* Task to carry out *
In the listing that follows, count the lines holding the word "earnings" and report only that number.

* Extracted information *
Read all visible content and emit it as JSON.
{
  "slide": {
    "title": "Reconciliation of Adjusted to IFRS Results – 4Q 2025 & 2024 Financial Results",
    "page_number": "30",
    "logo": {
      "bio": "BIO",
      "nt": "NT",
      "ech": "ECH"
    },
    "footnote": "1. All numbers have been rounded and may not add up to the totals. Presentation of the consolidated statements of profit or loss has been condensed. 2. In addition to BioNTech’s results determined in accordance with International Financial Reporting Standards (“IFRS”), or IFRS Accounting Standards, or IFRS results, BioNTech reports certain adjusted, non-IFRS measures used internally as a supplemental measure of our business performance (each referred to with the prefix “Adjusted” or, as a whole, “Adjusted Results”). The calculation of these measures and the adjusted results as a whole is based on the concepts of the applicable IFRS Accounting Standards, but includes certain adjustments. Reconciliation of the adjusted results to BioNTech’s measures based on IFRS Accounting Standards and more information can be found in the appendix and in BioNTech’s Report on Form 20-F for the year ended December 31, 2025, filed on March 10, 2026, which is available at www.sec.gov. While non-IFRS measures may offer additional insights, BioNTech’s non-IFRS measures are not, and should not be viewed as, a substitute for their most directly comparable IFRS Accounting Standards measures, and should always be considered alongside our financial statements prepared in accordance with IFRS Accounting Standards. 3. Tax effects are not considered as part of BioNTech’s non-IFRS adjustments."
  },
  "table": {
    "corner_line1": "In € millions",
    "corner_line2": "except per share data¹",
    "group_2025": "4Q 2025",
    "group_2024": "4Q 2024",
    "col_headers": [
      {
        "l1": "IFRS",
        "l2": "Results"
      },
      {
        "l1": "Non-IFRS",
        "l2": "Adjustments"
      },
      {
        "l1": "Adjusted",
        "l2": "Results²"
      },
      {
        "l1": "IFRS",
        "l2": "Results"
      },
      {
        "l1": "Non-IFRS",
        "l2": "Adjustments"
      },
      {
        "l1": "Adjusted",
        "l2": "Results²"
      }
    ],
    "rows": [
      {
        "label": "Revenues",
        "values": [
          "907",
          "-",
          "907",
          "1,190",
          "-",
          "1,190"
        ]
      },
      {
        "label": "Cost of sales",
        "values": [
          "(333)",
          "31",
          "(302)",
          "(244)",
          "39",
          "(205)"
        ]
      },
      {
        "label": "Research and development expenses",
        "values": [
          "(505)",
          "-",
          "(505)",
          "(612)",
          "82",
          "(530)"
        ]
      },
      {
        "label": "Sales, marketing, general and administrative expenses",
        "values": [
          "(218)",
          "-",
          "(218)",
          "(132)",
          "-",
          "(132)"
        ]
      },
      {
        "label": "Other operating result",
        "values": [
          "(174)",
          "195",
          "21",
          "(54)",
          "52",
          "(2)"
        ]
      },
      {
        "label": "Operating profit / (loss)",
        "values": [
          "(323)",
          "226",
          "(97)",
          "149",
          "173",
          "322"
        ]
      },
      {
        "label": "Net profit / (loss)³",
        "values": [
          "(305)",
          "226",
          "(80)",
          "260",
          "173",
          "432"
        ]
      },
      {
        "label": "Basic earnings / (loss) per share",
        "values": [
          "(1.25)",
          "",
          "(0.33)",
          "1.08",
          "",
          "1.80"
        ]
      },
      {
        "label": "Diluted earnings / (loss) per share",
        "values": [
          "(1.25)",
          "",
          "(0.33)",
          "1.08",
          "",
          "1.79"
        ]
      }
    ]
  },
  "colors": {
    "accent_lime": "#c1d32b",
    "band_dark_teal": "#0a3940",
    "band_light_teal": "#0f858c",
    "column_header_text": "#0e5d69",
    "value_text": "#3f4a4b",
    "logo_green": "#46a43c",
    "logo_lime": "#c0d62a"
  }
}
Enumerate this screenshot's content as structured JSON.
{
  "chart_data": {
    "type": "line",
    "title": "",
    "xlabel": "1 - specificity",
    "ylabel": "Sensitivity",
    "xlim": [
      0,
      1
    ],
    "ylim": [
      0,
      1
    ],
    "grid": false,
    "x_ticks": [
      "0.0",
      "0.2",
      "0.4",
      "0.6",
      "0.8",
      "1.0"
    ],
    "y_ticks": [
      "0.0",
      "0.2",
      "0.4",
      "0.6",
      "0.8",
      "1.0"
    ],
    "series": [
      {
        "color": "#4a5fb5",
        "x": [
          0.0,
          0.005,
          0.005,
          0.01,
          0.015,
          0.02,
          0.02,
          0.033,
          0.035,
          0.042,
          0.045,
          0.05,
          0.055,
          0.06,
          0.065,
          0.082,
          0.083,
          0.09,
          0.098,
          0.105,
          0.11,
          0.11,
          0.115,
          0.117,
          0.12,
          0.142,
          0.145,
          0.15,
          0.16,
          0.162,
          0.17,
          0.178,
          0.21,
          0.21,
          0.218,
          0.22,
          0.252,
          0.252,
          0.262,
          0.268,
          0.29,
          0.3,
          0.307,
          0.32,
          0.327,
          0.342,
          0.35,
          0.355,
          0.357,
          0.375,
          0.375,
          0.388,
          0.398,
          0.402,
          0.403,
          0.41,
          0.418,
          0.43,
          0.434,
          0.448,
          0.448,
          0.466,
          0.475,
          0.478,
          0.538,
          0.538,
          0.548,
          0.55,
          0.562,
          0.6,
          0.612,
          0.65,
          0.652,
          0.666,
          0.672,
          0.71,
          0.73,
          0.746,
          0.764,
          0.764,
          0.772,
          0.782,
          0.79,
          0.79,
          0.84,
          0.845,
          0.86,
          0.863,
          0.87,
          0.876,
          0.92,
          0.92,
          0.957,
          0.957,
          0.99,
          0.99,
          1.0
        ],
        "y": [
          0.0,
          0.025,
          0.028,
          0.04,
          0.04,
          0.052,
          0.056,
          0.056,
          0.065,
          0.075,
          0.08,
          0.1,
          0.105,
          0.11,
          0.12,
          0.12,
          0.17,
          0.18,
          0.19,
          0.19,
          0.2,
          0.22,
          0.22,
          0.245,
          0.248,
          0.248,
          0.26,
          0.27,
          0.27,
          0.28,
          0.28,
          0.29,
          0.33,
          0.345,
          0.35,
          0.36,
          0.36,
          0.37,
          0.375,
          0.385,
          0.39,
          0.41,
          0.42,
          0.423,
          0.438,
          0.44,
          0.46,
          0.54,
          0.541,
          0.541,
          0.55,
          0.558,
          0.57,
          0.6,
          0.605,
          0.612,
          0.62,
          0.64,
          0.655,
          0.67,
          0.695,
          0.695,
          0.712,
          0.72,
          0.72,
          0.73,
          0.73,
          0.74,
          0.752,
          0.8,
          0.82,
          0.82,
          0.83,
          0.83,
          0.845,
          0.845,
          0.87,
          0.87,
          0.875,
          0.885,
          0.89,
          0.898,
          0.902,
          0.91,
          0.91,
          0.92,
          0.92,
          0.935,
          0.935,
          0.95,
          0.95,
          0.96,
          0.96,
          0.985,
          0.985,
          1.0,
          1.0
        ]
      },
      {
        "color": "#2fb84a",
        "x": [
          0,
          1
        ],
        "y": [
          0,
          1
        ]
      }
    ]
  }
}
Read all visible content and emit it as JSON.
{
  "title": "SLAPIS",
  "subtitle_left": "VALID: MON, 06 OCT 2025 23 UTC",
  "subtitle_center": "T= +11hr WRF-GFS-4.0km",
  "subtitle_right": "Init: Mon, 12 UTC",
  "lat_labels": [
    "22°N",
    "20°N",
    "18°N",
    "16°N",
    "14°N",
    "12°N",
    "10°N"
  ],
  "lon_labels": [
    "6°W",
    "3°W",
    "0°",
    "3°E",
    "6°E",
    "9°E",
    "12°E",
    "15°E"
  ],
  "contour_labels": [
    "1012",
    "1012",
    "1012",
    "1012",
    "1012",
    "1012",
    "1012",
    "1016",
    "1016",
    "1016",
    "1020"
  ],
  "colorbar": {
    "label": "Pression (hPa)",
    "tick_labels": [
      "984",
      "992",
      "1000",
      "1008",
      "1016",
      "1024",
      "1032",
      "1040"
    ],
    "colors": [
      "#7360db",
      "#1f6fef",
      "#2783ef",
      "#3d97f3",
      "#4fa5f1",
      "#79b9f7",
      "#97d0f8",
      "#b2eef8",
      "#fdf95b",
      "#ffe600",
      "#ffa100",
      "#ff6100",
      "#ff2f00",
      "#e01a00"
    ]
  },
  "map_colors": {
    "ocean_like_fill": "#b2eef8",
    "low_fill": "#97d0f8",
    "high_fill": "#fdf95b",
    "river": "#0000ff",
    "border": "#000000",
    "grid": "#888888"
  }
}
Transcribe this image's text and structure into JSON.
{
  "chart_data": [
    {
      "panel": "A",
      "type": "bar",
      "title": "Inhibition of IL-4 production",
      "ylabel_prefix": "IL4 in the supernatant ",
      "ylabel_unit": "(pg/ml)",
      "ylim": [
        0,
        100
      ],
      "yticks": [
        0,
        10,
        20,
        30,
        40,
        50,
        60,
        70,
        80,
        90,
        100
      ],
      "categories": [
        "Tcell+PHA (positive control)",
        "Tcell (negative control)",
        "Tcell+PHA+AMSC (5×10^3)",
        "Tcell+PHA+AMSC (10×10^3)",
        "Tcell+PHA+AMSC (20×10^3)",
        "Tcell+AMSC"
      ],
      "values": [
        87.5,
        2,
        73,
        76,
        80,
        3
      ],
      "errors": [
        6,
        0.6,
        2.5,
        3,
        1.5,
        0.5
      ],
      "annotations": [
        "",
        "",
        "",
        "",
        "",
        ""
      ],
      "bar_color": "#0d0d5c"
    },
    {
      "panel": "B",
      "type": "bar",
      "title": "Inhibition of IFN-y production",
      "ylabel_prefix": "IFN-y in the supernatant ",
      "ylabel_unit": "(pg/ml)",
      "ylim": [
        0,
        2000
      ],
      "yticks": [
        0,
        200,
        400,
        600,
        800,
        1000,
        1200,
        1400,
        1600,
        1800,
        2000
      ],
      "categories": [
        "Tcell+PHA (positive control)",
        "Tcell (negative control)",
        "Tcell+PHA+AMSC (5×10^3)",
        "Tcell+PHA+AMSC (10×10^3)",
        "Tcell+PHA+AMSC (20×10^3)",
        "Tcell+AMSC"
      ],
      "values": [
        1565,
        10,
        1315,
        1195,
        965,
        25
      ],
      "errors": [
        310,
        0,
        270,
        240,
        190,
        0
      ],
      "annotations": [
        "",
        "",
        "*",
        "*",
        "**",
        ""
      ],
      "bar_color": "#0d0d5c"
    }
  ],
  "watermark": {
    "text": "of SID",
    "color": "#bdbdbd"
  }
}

* Problem solution *
2